_RAW DATA:_
---------------
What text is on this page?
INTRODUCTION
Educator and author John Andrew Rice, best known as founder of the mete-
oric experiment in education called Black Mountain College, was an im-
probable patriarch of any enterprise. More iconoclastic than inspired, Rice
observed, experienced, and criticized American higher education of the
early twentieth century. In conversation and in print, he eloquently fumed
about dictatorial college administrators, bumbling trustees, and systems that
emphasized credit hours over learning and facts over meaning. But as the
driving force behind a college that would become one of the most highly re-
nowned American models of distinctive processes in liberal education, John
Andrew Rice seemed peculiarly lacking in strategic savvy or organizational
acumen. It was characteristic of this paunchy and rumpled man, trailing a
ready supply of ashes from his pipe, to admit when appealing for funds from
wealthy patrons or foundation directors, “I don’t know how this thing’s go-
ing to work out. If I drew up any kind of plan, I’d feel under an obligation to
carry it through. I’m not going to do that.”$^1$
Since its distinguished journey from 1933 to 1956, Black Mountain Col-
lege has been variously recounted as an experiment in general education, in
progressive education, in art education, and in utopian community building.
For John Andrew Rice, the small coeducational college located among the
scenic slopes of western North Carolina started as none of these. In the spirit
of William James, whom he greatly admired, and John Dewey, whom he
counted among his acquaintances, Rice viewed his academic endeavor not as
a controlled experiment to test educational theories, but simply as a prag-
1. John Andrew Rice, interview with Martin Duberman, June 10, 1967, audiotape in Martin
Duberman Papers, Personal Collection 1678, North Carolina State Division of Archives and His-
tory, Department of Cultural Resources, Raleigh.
---------------
_WHAT YOU SHOULD DO:_
Identify and extract each line of the listing that contains "from".

_FULL ANSWER:_
ready supply of ashes from his pipe, to admit when appealing for funds from
Since its distinguished journey from 1933 to 1956, Black Mountain Col-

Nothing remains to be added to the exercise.